▶ **Problem**:
Without changing a character, return the entries, but not the images they hold.
━━━━━ Input data
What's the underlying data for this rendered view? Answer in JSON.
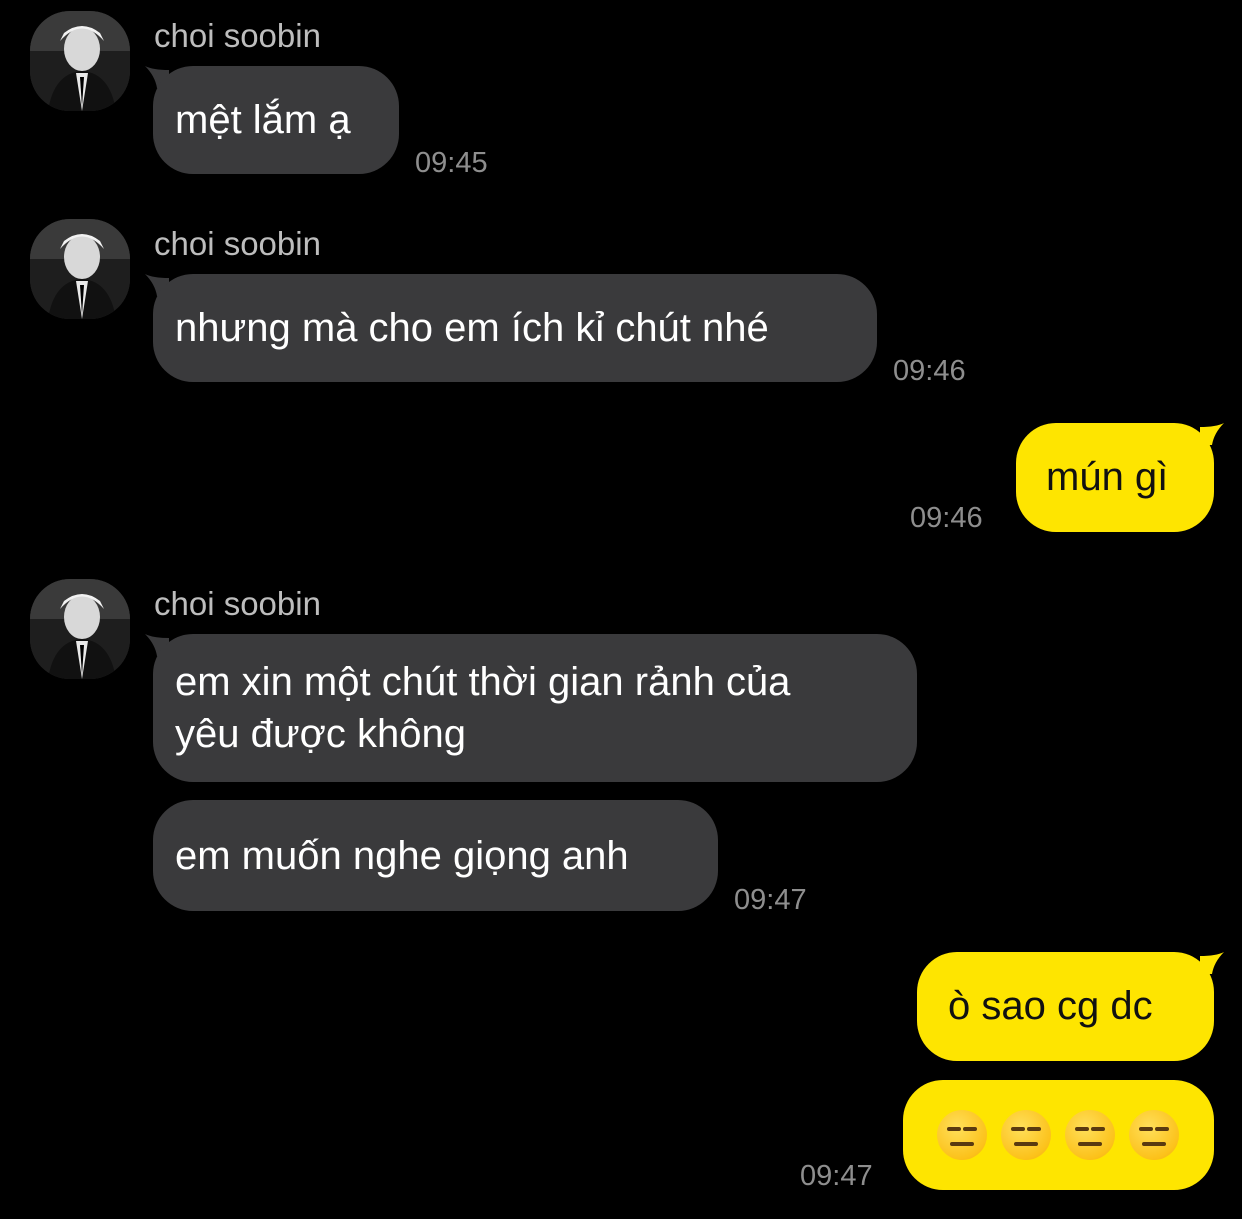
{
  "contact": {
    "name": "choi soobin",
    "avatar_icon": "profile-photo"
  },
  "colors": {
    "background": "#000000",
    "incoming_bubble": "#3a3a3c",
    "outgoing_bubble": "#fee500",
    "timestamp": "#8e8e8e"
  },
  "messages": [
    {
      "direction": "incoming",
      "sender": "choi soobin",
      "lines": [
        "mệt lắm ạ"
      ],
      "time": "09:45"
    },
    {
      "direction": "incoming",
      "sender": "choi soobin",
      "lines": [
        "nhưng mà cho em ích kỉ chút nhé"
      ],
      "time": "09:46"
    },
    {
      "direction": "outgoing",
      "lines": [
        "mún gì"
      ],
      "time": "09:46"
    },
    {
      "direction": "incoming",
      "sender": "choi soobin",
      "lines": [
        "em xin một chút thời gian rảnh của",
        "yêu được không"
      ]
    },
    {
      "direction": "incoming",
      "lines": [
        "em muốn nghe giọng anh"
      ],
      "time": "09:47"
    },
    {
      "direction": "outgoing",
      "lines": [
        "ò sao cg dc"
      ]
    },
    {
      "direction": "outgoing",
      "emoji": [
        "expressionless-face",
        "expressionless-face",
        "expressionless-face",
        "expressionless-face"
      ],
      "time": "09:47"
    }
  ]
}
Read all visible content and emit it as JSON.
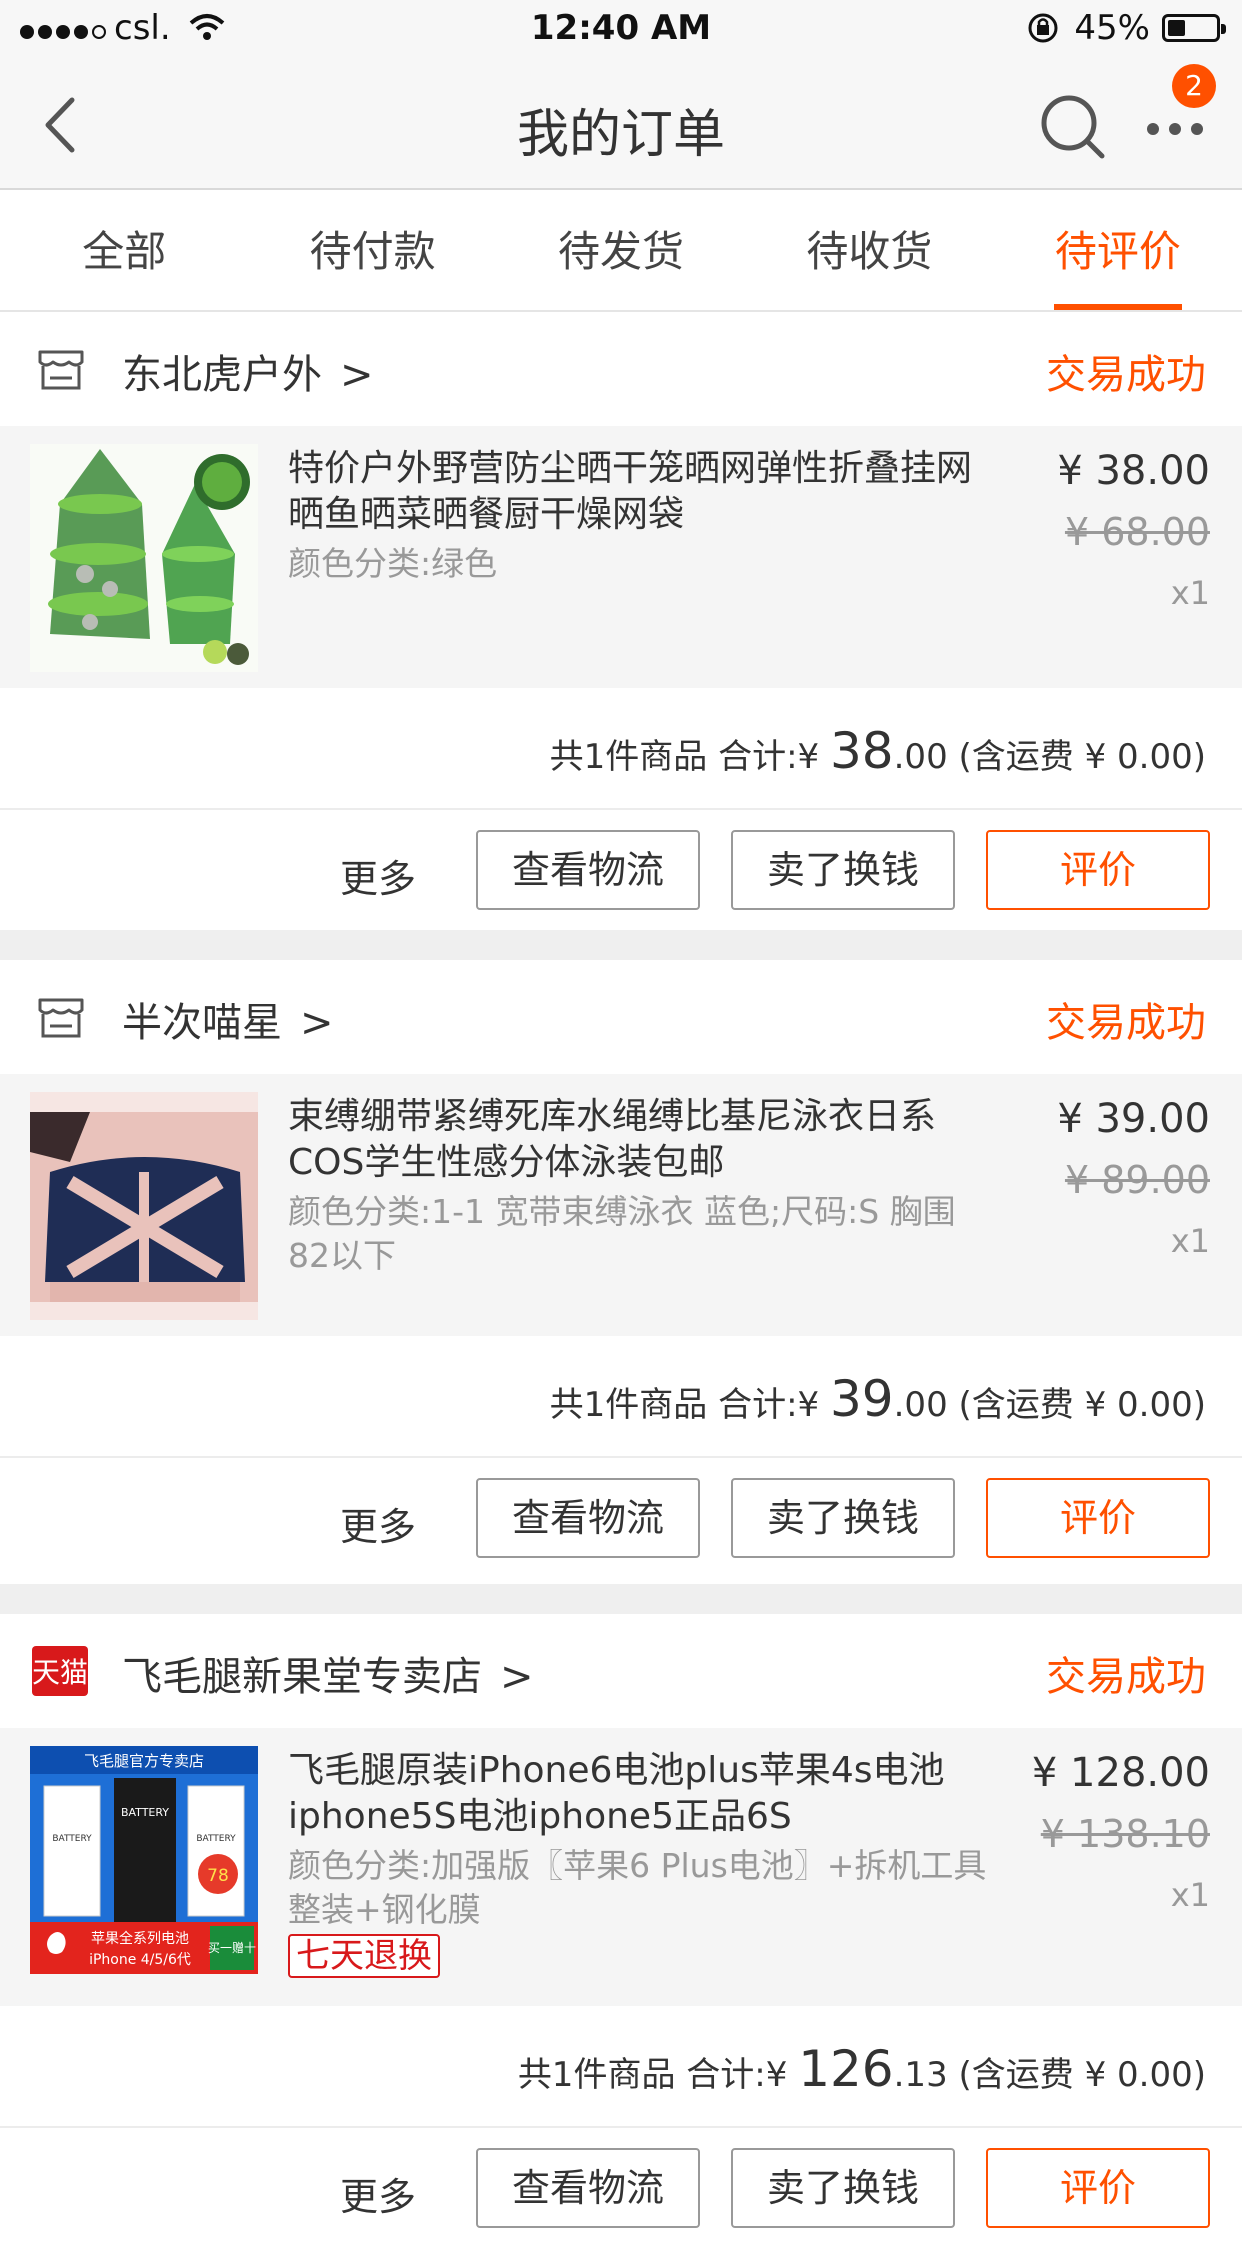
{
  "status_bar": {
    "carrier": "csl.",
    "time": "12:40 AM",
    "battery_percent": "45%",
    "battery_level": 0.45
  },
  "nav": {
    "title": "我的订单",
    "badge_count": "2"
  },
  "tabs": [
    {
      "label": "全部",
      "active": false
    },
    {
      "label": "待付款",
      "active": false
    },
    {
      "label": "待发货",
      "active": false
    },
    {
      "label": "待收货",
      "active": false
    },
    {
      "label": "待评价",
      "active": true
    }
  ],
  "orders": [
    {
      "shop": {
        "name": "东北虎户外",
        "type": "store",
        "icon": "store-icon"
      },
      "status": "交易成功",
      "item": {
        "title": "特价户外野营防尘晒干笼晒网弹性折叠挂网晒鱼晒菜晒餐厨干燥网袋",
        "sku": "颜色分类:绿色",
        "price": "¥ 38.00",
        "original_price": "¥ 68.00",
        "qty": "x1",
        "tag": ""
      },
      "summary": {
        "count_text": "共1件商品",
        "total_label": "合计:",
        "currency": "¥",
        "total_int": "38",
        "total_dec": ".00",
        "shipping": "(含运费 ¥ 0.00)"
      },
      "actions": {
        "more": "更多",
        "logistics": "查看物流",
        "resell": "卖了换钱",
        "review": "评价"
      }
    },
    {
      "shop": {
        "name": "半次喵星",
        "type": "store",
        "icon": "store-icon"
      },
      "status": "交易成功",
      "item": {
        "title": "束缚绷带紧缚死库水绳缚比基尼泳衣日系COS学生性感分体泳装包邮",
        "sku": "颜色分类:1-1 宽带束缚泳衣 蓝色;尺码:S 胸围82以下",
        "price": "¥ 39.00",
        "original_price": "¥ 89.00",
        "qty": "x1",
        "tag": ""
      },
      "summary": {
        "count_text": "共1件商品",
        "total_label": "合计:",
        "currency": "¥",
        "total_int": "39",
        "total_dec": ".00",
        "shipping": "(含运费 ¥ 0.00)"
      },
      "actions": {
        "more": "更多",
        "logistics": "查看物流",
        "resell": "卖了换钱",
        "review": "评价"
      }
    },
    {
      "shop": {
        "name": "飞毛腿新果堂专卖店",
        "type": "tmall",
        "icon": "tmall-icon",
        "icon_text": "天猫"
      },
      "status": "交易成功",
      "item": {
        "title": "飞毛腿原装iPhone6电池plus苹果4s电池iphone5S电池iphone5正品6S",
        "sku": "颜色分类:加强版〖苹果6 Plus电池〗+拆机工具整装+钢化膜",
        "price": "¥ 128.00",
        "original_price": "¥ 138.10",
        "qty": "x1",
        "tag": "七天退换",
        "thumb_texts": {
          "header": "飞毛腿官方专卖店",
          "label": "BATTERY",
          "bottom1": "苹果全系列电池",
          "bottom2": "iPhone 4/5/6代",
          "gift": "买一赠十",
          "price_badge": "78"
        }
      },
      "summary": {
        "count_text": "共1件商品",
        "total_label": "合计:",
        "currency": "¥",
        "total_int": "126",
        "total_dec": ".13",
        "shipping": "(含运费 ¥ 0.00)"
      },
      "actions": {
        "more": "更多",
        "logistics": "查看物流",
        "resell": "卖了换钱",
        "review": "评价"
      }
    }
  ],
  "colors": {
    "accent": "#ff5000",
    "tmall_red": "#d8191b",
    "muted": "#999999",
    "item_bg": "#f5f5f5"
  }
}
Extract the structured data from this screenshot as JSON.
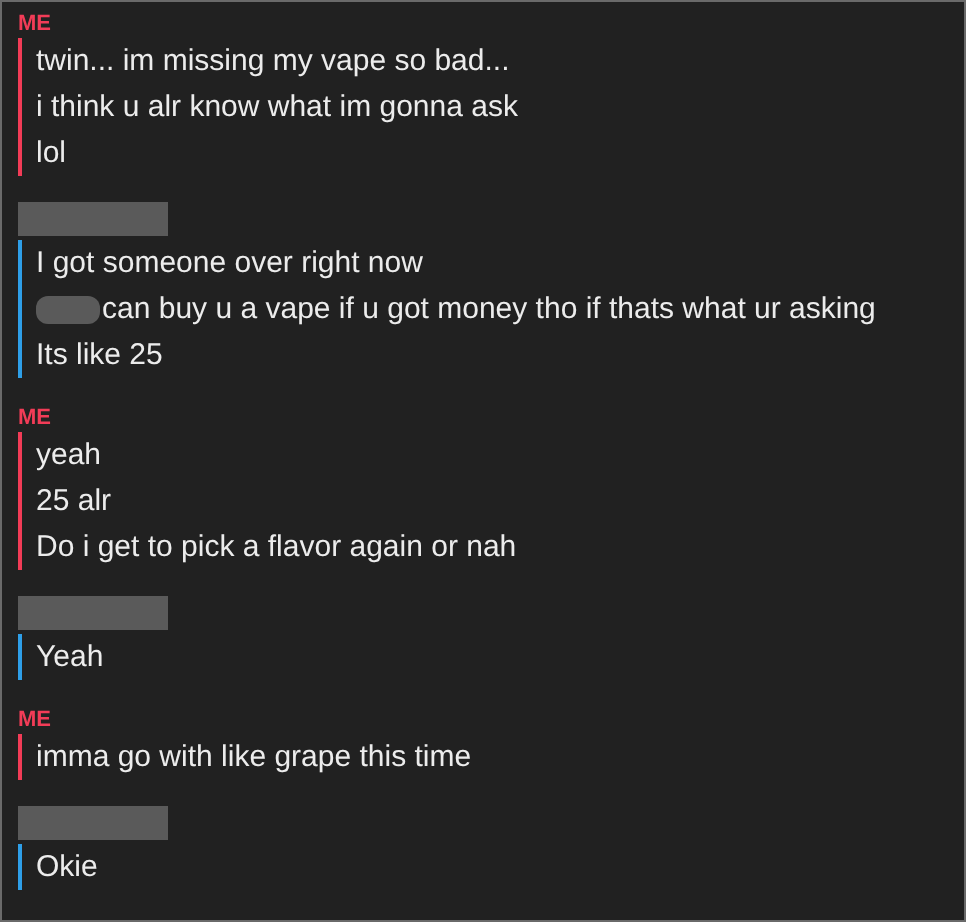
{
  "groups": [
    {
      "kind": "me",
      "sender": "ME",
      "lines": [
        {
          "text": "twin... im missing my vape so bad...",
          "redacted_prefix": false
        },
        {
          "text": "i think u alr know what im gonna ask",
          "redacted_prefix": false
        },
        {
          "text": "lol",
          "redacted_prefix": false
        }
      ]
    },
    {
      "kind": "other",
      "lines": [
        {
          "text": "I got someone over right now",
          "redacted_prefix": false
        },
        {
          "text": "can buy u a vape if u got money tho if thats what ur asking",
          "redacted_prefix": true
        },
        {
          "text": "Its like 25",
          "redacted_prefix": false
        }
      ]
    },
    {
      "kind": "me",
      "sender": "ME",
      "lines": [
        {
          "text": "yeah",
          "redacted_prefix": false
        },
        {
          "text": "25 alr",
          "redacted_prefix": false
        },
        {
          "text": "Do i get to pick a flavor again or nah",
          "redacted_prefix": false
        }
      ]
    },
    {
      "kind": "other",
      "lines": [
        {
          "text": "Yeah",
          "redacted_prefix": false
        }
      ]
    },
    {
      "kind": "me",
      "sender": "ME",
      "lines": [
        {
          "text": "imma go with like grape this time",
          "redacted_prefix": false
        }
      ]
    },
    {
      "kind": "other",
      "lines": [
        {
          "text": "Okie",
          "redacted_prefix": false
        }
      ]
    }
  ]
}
━━━━━━━━━━
▶ **Written reply**:
What's the underlying data for this rendered view? Answer in JSON.
{
  "contact": {
    "name": "choi soobin",
    "avatar_icon": "profile-photo"
  },
  "colors": {
    "background": "#000000",
    "incoming_bubble": "#3a3a3c",
    "outgoing_bubble": "#fee500",
    "timestamp": "#8e8e8e"
  },
  "messages": [
    {
      "direction": "incoming",
      "sender": "choi soobin",
      "lines": [
        "mệt lắm ạ"
      ],
      "time": "09:45"
    },
    {
      "direction": "incoming",
      "sender": "choi soobin",
      "lines": [
        "nhưng mà cho em ích kỉ chút nhé"
      ],
      "time": "09:46"
    },
    {
      "direction": "outgoing",
      "lines": [
        "mún gì"
      ],
      "time": "09:46"
    },
    {
      "direction": "incoming",
      "sender": "choi soobin",
      "lines": [
        "em xin một chút thời gian rảnh của",
        "yêu được không"
      ]
    },
    {
      "direction": "incoming",
      "lines": [
        "em muốn nghe giọng anh"
      ],
      "time": "09:47"
    },
    {
      "direction": "outgoing",
      "lines": [
        "ò sao cg dc"
      ]
    },
    {
      "direction": "outgoing",
      "emoji": [
        "expressionless-face",
        "expressionless-face",
        "expressionless-face",
        "expressionless-face"
      ],
      "time": "09:47"
    }
  ]
}
Read all visible content and emit it as JSON.
{
  "status_bar": {
    "carrier": "csl.",
    "time": "12:40 AM",
    "battery_percent": "45%",
    "battery_level": 0.45
  },
  "nav": {
    "title": "我的订单",
    "badge_count": "2"
  },
  "tabs": [
    {
      "label": "全部",
      "active": false
    },
    {
      "label": "待付款",
      "active": false
    },
    {
      "label": "待发货",
      "active": false
    },
    {
      "label": "待收货",
      "active": false
    },
    {
      "label": "待评价",
      "active": true
    }
  ],
  "orders": [
    {
      "shop": {
        "name": "东北虎户外",
        "type": "store",
        "icon": "store-icon"
      },
      "status": "交易成功",
      "item": {
        "title": "特价户外野营防尘晒干笼晒网弹性折叠挂网晒鱼晒菜晒餐厨干燥网袋",
        "sku": "颜色分类:绿色",
        "price": "¥ 38.00",
        "original_price": "¥ 68.00",
        "qty": "x1",
        "tag": ""
      },
      "summary": {
        "count_text": "共1件商品",
        "total_label": "合计:",
        "currency": "¥",
        "total_int": "38",
        "total_dec": ".00",
        "shipping": "(含运费 ¥ 0.00)"
      },
      "actions": {
        "more": "更多",
        "logistics": "查看物流",
        "resell": "卖了换钱",
        "review": "评价"
      }
    },
    {
      "shop": {
        "name": "半次喵星",
        "type": "store",
        "icon": "store-icon"
      },
      "status": "交易成功",
      "item": {
        "title": "束缚绷带紧缚死库水绳缚比基尼泳衣日系COS学生性感分体泳装包邮",
        "sku": "颜色分类:1-1 宽带束缚泳衣 蓝色;尺码:S 胸围82以下",
        "price": "¥ 39.00",
        "original_price": "¥ 89.00",
        "qty": "x1",
        "tag": ""
      },
      "summary": {
        "count_text": "共1件商品",
        "total_label": "合计:",
        "currency": "¥",
        "total_int": "39",
        "total_dec": ".00",
        "shipping": "(含运费 ¥ 0.00)"
      },
      "actions": {
        "more": "更多",
        "logistics": "查看物流",
        "resell": "卖了换钱",
        "review": "评价"
      }
    },
    {
      "shop": {
        "name": "飞毛腿新果堂专卖店",
        "type": "tmall",
        "icon": "tmall-icon",
        "icon_text": "天猫"
      },
      "status": "交易成功",
      "item": {
        "title": "飞毛腿原装iPhone6电池plus苹果4s电池iphone5S电池iphone5正品6S",
        "sku": "颜色分类:加强版〖苹果6 Plus电池〗+拆机工具整装+钢化膜",
        "price": "¥ 128.00",
        "original_price": "¥ 138.10",
        "qty": "x1",
        "tag": "七天退换",
        "thumb_texts": {
          "header": "飞毛腿官方专卖店",
          "label": "BATTERY",
          "bottom1": "苹果全系列电池",
          "bottom2": "iPhone 4/5/6代",
          "gift": "买一赠十",
          "price_badge": "78"
        }
      },
      "summary": {
        "count_text": "共1件商品",
        "total_label": "合计:",
        "currency": "¥",
        "total_int": "126",
        "total_dec": ".13",
        "shipping": "(含运费 ¥ 0.00)"
      },
      "actions": {
        "more": "更多",
        "logistics": "查看物流",
        "resell": "卖了换钱",
        "review": "评价"
      }
    }
  ],
  "colors": {
    "accent": "#ff5000",
    "tmall_red": "#d8191b",
    "muted": "#999999",
    "item_bg": "#f5f5f5"
  }
}
Extract the structured data from this screenshot as JSON.
{
  "groups": [
    {
      "kind": "me",
      "sender": "ME",
      "lines": [
        {
          "text": "twin... im missing my vape so bad...",
          "redacted_prefix": false
        },
        {
          "text": "i think u alr know what im gonna ask",
          "redacted_prefix": false
        },
        {
          "text": "lol",
          "redacted_prefix": false
        }
      ]
    },
    {
      "kind": "other",
      "lines": [
        {
          "text": "I got someone over right now",
          "redacted_prefix": false
        },
        {
          "text": "can buy u a vape if u got money tho if thats what ur asking",
          "redacted_prefix": true
        },
        {
          "text": "Its like 25",
          "redacted_prefix": false
        }
      ]
    },
    {
      "kind": "me",
      "sender": "ME",
      "lines": [
        {
          "text": "yeah",
          "redacted_prefix": false
        },
        {
          "text": "25 alr",
          "redacted_prefix": false
        },
        {
          "text": "Do i get to pick a flavor again or nah",
          "redacted_prefix": false
        }
      ]
    },
    {
      "kind": "other",
      "lines": [
        {
          "text": "Yeah",
          "redacted_prefix": false
        }
      ]
    },
    {
      "kind": "me",
      "sender": "ME",
      "lines": [
        {
          "text": "imma go with like grape this time",
          "redacted_prefix": false
        }
      ]
    },
    {
      "kind": "other",
      "lines": [
        {
          "text": "Okie",
          "redacted_prefix": false
        }
      ]
    }
  ]
}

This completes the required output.